* Problem description
Only lines with the word "screenshot" are needed; collect each of them from the listing below.

* Given data
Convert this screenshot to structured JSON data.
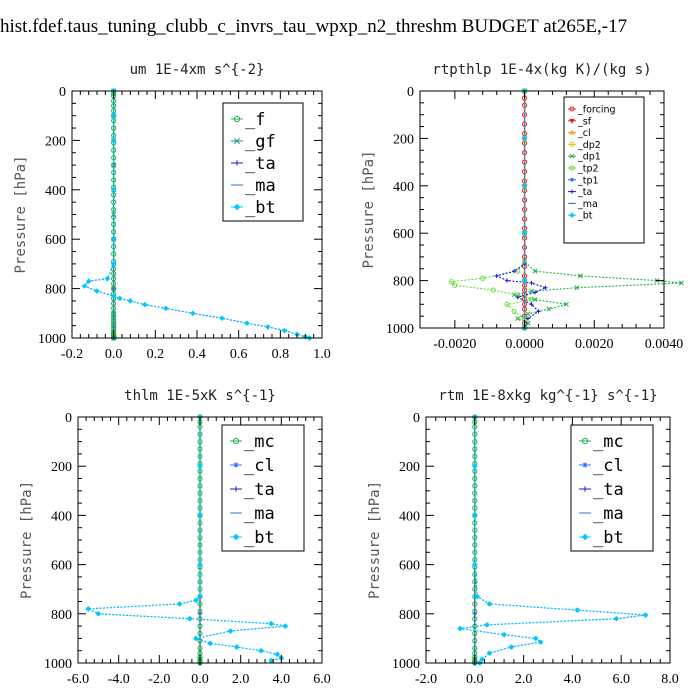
{
  "figure_title": "hist.fdef.taus_tuning_clubb_c_invrs_tau_wpxp_n2_threshm  BUDGET at265E,-17",
  "chart_data": [
    {
      "type": "line",
      "title": "um  1E-4xm s^{-2}",
      "ylabel": "Pressure [hPa]",
      "xlim": [
        -0.2,
        1.0
      ],
      "ylim": [
        1000,
        0
      ],
      "xticks": [
        "-0.2",
        "0.0",
        "0.2",
        "0.4",
        "0.6",
        "0.8",
        "1.0"
      ],
      "yticks": [
        "0",
        "200",
        "400",
        "600",
        "800",
        "1000"
      ],
      "grid": false,
      "legend": "top-right",
      "series": [
        {
          "name": "_f",
          "color": "#22b14c",
          "marker": "circle",
          "x": [
            0,
            0,
            0,
            0,
            0,
            0,
            0,
            0,
            0,
            0,
            0,
            0,
            0,
            0,
            0,
            0,
            0,
            0,
            0,
            0,
            0,
            0,
            0,
            0,
            0,
            0,
            0,
            0,
            0,
            0,
            0,
            0,
            0,
            0,
            0,
            0,
            0,
            0,
            0,
            0,
            0,
            0,
            0,
            0,
            0,
            0,
            0,
            0,
            0,
            0,
            0,
            0,
            0,
            0,
            0
          ],
          "y": [
            0,
            10,
            20,
            40,
            60,
            80,
            100,
            120,
            150,
            180,
            210,
            240,
            270,
            300,
            330,
            360,
            390,
            420,
            450,
            480,
            510,
            540,
            570,
            600,
            630,
            660,
            690,
            720,
            740,
            760,
            780,
            800,
            820,
            840,
            860,
            880,
            900,
            910,
            920,
            930,
            940,
            950,
            960,
            970,
            975,
            980,
            985,
            990,
            992,
            994,
            996,
            998,
            999,
            1000,
            1000
          ]
        },
        {
          "name": "_gf",
          "color": "#1a9a8a",
          "marker": "x",
          "x": [
            0,
            0,
            0,
            0,
            0,
            0,
            0,
            0,
            0,
            0,
            0,
            0
          ],
          "y": [
            0,
            100,
            200,
            300,
            400,
            500,
            600,
            700,
            800,
            900,
            950,
            1000
          ]
        },
        {
          "name": "_ta",
          "color": "#1a1ad0",
          "marker": "plus",
          "x": [
            0,
            0,
            0,
            0,
            0,
            0,
            -0.03,
            -0.12,
            -0.14,
            -0.08,
            0.0,
            0.03,
            0.08,
            0.15,
            0.25,
            0.38,
            0.52,
            0.64,
            0.74,
            0.82,
            0.88,
            0.92,
            0.94
          ],
          "y": [
            0,
            100,
            200,
            400,
            600,
            700,
            760,
            770,
            790,
            810,
            830,
            840,
            850,
            865,
            880,
            900,
            920,
            940,
            955,
            970,
            985,
            995,
            1000
          ]
        },
        {
          "name": "_ma",
          "color": "#3a6fd8",
          "marker": "dash",
          "x": [
            0,
            0,
            0,
            0,
            0,
            0
          ],
          "y": [
            0,
            200,
            400,
            600,
            800,
            1000
          ]
        },
        {
          "name": "_bt",
          "color": "#00c8ff",
          "marker": "diamond",
          "x": [
            0,
            0,
            0,
            0,
            0,
            0,
            -0.03,
            -0.12,
            -0.14,
            -0.08,
            0.0,
            0.03,
            0.08,
            0.15,
            0.25,
            0.38,
            0.52,
            0.64,
            0.74,
            0.82,
            0.88,
            0.92,
            0.94
          ],
          "y": [
            0,
            100,
            200,
            400,
            600,
            700,
            760,
            770,
            790,
            810,
            830,
            840,
            850,
            865,
            880,
            900,
            920,
            940,
            955,
            970,
            985,
            995,
            1000
          ]
        }
      ]
    },
    {
      "type": "line",
      "title": "rtpthlp  1E-4x(kg K)/(kg s)",
      "ylabel": "Pressure [hPa]",
      "xlim": [
        -0.003,
        0.004
      ],
      "ylim": [
        1000,
        0
      ],
      "xticks": [
        "-0.0020",
        "0.0000",
        "0.0020",
        "0.0040"
      ],
      "xtick_values": [
        -0.002,
        0.0,
        0.002,
        0.004
      ],
      "yticks": [
        "0",
        "200",
        "400",
        "600",
        "800",
        "1000"
      ],
      "grid": false,
      "legend": "top-right",
      "series": [
        {
          "name": "_forcing",
          "color": "#e8261e",
          "marker": "circle",
          "x": [
            0,
            0,
            0,
            0,
            0,
            0,
            0,
            0,
            0,
            0,
            0,
            0,
            0,
            0,
            0,
            0,
            0,
            0,
            0,
            0,
            0,
            0,
            0,
            0,
            0,
            0,
            0,
            0,
            0,
            0,
            0
          ],
          "y": [
            0,
            30,
            60,
            100,
            140,
            180,
            220,
            260,
            300,
            340,
            380,
            420,
            460,
            500,
            540,
            580,
            620,
            660,
            700,
            740,
            780,
            800,
            820,
            840,
            860,
            880,
            900,
            920,
            950,
            980,
            1000
          ]
        },
        {
          "name": "_sf",
          "color": "#e8261e",
          "marker": "tri-down",
          "x": [
            0,
            0,
            0,
            0,
            0,
            0
          ],
          "y": [
            0,
            200,
            400,
            600,
            800,
            1000
          ]
        },
        {
          "name": "_cl",
          "color": "#f0a018",
          "marker": "tri-up",
          "x": [
            0,
            0,
            0,
            0,
            0,
            0
          ],
          "y": [
            0,
            200,
            400,
            600,
            800,
            1000
          ]
        },
        {
          "name": "_dp2",
          "color": "#d8c818",
          "marker": "circle",
          "x": [
            0,
            0,
            0,
            0,
            0,
            0
          ],
          "y": [
            0,
            200,
            400,
            600,
            800,
            1000
          ]
        },
        {
          "name": "_dp1",
          "color": "#22b14c",
          "marker": "x",
          "x": [
            0,
            0,
            0,
            0.0003,
            0.0016,
            0.0038,
            0.0045,
            0.0015,
            0.0002,
            -0.0003,
            0.0003,
            0.0012,
            0.0007,
            0.0001,
            -0.0002,
            0.0001,
            0
          ],
          "y": [
            0,
            600,
            720,
            760,
            780,
            800,
            810,
            830,
            845,
            860,
            880,
            900,
            920,
            940,
            960,
            980,
            1000
          ]
        },
        {
          "name": "_tp2",
          "color": "#66dd44",
          "marker": "circle",
          "x": [
            0,
            0,
            0,
            -0.0002,
            -0.0012,
            -0.0021,
            -0.002,
            -0.0009,
            -0.0002,
            0.0002,
            -0.0005,
            -0.0003,
            0,
            0
          ],
          "y": [
            0,
            600,
            720,
            760,
            790,
            805,
            820,
            840,
            860,
            880,
            900,
            930,
            960,
            1000
          ]
        },
        {
          "name": "_tp1",
          "color": "#2a72ff",
          "marker": "star",
          "x": [
            0,
            0,
            0,
            0,
            0,
            0
          ],
          "y": [
            0,
            200,
            400,
            600,
            800,
            1000
          ]
        },
        {
          "name": "_ta",
          "color": "#1a1ad0",
          "marker": "plus",
          "x": [
            0,
            0,
            0,
            -0.0003,
            -0.0008,
            -0.0005,
            0.0002,
            0.0006,
            0.0003,
            -0.0002,
            0.0002,
            0.0004,
            0.0001,
            0
          ],
          "y": [
            0,
            600,
            730,
            760,
            780,
            800,
            810,
            830,
            850,
            870,
            900,
            930,
            960,
            1000
          ]
        },
        {
          "name": "_ma",
          "color": "#3a6fd8",
          "marker": "dash",
          "x": [
            0,
            0,
            0,
            0,
            0,
            0
          ],
          "y": [
            0,
            200,
            400,
            600,
            800,
            1000
          ]
        },
        {
          "name": "_bt",
          "color": "#00c8ff",
          "marker": "diamond",
          "x": [
            0,
            0,
            0,
            0,
            0,
            0
          ],
          "y": [
            0,
            200,
            400,
            600,
            800,
            1000
          ]
        }
      ]
    },
    {
      "type": "line",
      "title": "thlm  1E-5xK s^{-1}",
      "ylabel": "Pressure [hPa]",
      "xlim": [
        -6.0,
        6.0
      ],
      "ylim": [
        1000,
        0
      ],
      "xticks": [
        "-6.0",
        "-4.0",
        "-2.0",
        "0.0",
        "2.0",
        "4.0",
        "6.0"
      ],
      "yticks": [
        "0",
        "200",
        "400",
        "600",
        "800",
        "1000"
      ],
      "grid": false,
      "legend": "top-right",
      "series": [
        {
          "name": "_mc",
          "color": "#22b14c",
          "marker": "circle",
          "x": [
            0,
            0,
            0,
            0,
            0,
            0,
            0,
            0,
            0,
            0,
            0,
            0,
            0,
            0,
            0,
            0,
            0,
            0,
            0,
            0,
            0,
            0,
            0,
            0,
            0,
            0,
            0,
            0,
            0,
            0,
            0,
            0,
            0,
            0,
            0,
            0,
            0,
            0,
            0,
            0
          ],
          "y": [
            0,
            20,
            40,
            70,
            100,
            130,
            160,
            190,
            220,
            250,
            280,
            310,
            340,
            370,
            400,
            430,
            460,
            490,
            520,
            550,
            580,
            610,
            640,
            670,
            700,
            730,
            760,
            790,
            820,
            850,
            880,
            910,
            940,
            960,
            975,
            985,
            992,
            996,
            998,
            1000
          ]
        },
        {
          "name": "_cl",
          "color": "#2a72ff",
          "marker": "star",
          "x": [
            0,
            0,
            0,
            0,
            0,
            -0.2,
            -1.0,
            -5.5,
            -5.0,
            -0.5,
            3.5,
            4.2,
            1.5,
            -0.2,
            0.5,
            1.8,
            3.0,
            3.8,
            4.0,
            3.5
          ],
          "y": [
            0,
            200,
            400,
            600,
            730,
            745,
            760,
            780,
            800,
            820,
            840,
            850,
            870,
            900,
            920,
            935,
            950,
            965,
            980,
            990
          ]
        },
        {
          "name": "_ta",
          "color": "#1a1ad0",
          "marker": "plus",
          "x": [
            0,
            0,
            0,
            0,
            0,
            0
          ],
          "y": [
            0,
            200,
            400,
            600,
            800,
            1000
          ]
        },
        {
          "name": "_ma",
          "color": "#3a6fd8",
          "marker": "dash",
          "x": [
            0,
            0,
            0,
            0,
            0,
            0
          ],
          "y": [
            0,
            200,
            400,
            600,
            800,
            1000
          ]
        },
        {
          "name": "_bt",
          "color": "#00c8ff",
          "marker": "diamond",
          "x": [
            0,
            0,
            0,
            0,
            0,
            -0.2,
            -1.0,
            -5.5,
            -5.0,
            -0.5,
            3.5,
            4.2,
            1.5,
            -0.2,
            0.5,
            1.8,
            3.0,
            3.8,
            4.0,
            3.5
          ],
          "y": [
            0,
            200,
            400,
            600,
            730,
            745,
            760,
            780,
            800,
            820,
            840,
            850,
            870,
            900,
            920,
            935,
            950,
            965,
            980,
            990
          ]
        }
      ]
    },
    {
      "type": "line",
      "title": "rtm  1E-8xkg kg^{-1} s^{-1}",
      "ylabel": "Pressure [hPa]",
      "xlim": [
        -2.0,
        8.0
      ],
      "ylim": [
        1000,
        0
      ],
      "xticks": [
        "-2.0",
        "0.0",
        "2.0",
        "4.0",
        "6.0",
        "8.0"
      ],
      "yticks": [
        "0",
        "200",
        "400",
        "600",
        "800",
        "1000"
      ],
      "grid": false,
      "legend": "top-right",
      "series": [
        {
          "name": "_mc",
          "color": "#22b14c",
          "marker": "circle",
          "x": [
            0,
            0,
            0,
            0,
            0,
            0,
            0,
            0,
            0,
            0,
            0,
            0,
            0,
            0,
            0,
            0,
            0,
            0,
            0,
            0,
            0,
            0,
            0,
            0,
            0,
            0,
            0,
            0,
            0,
            0,
            0,
            0,
            0,
            0,
            0,
            0,
            0,
            0,
            0,
            0
          ],
          "y": [
            0,
            20,
            40,
            70,
            100,
            130,
            160,
            190,
            220,
            250,
            280,
            310,
            340,
            370,
            400,
            430,
            460,
            490,
            520,
            550,
            580,
            610,
            640,
            670,
            700,
            730,
            760,
            790,
            820,
            850,
            880,
            910,
            940,
            960,
            975,
            985,
            992,
            996,
            998,
            1000
          ]
        },
        {
          "name": "_cl",
          "color": "#2a72ff",
          "marker": "star",
          "x": [
            0,
            0,
            0,
            0,
            0.1,
            0.6,
            4.2,
            7.0,
            5.8,
            0.5,
            -0.6,
            1.2,
            2.5,
            2.7,
            1.5,
            0.6,
            0.3,
            0.2
          ],
          "y": [
            0,
            200,
            400,
            600,
            730,
            760,
            785,
            805,
            820,
            845,
            860,
            885,
            900,
            915,
            935,
            960,
            985,
            1000
          ]
        },
        {
          "name": "_ta",
          "color": "#1a1ad0",
          "marker": "plus",
          "x": [
            0,
            0,
            0,
            0,
            0,
            0
          ],
          "y": [
            0,
            200,
            400,
            600,
            800,
            1000
          ]
        },
        {
          "name": "_ma",
          "color": "#3a6fd8",
          "marker": "dash",
          "x": [
            0,
            0,
            0,
            0,
            0,
            0
          ],
          "y": [
            0,
            200,
            400,
            600,
            800,
            1000
          ]
        },
        {
          "name": "_bt",
          "color": "#00c8ff",
          "marker": "diamond",
          "x": [
            0,
            0,
            0,
            0,
            0.1,
            0.6,
            4.2,
            7.0,
            5.8,
            0.5,
            -0.6,
            1.2,
            2.5,
            2.7,
            1.5,
            0.6,
            0.3,
            0.2
          ],
          "y": [
            0,
            200,
            400,
            600,
            730,
            760,
            785,
            805,
            820,
            845,
            860,
            885,
            900,
            915,
            935,
            960,
            985,
            1000
          ]
        }
      ]
    }
  ]
}
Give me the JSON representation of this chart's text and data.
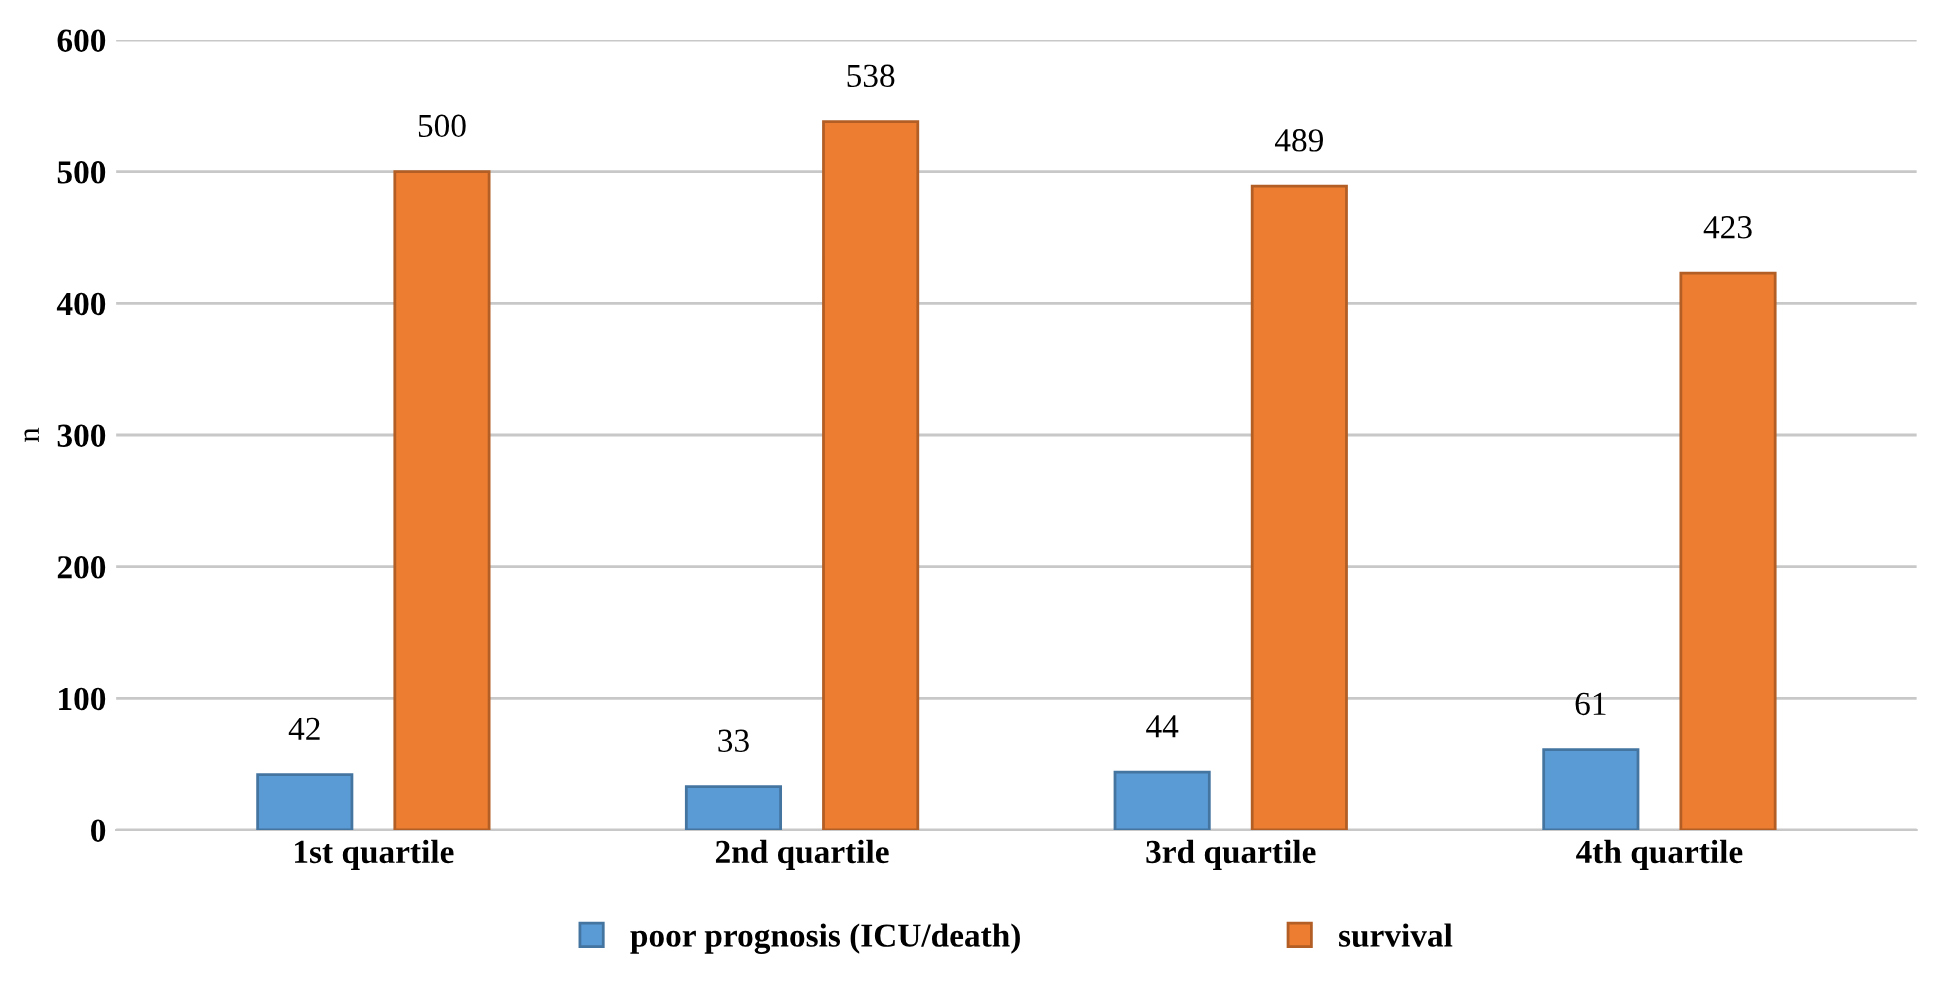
{
  "chart_data": {
    "type": "bar",
    "ylabel": "n",
    "categories": [
      "1st quartile",
      "2nd quartile",
      "3rd quartile",
      "4th quartile"
    ],
    "series": [
      {
        "name": "poor prognosis (ICU/death)",
        "color": "#5b9bd5",
        "values": [
          42,
          33,
          44,
          61
        ]
      },
      {
        "name": "survival",
        "color": "#ed7d31",
        "values": [
          500,
          538,
          489,
          423
        ]
      }
    ],
    "ylim": [
      0,
      600
    ],
    "yticks": [
      0,
      100,
      200,
      300,
      400,
      500,
      600
    ],
    "grid": "y",
    "legend": "bottom",
    "data_labels": true
  }
}
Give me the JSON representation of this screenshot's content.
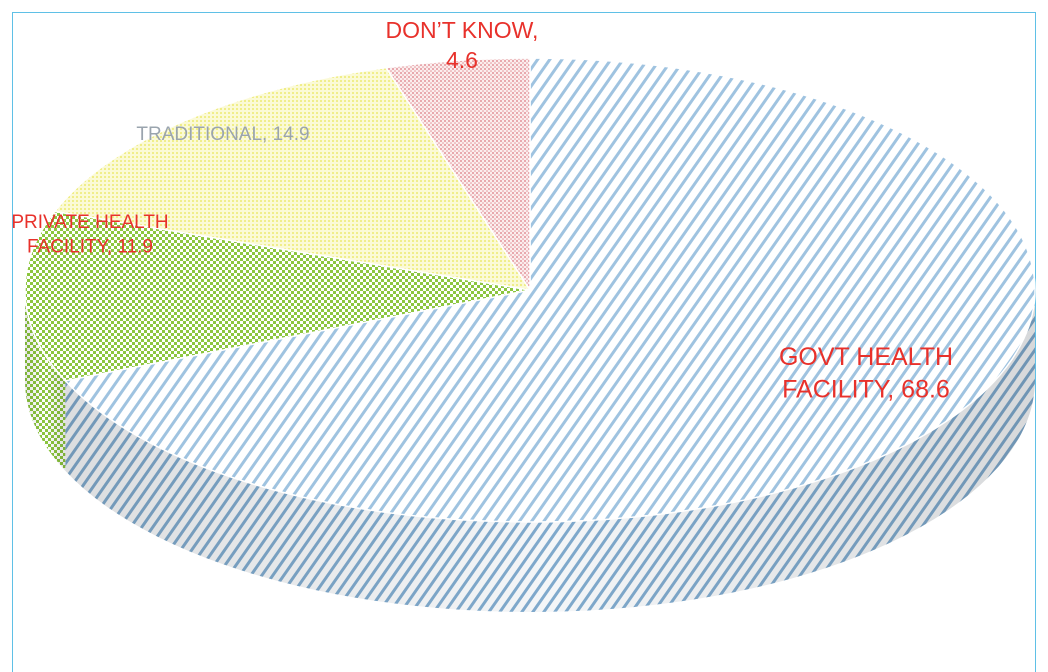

* The solution
Convert this screenshot to structured JSON data.
Give me the JSON representation of this screenshot's content.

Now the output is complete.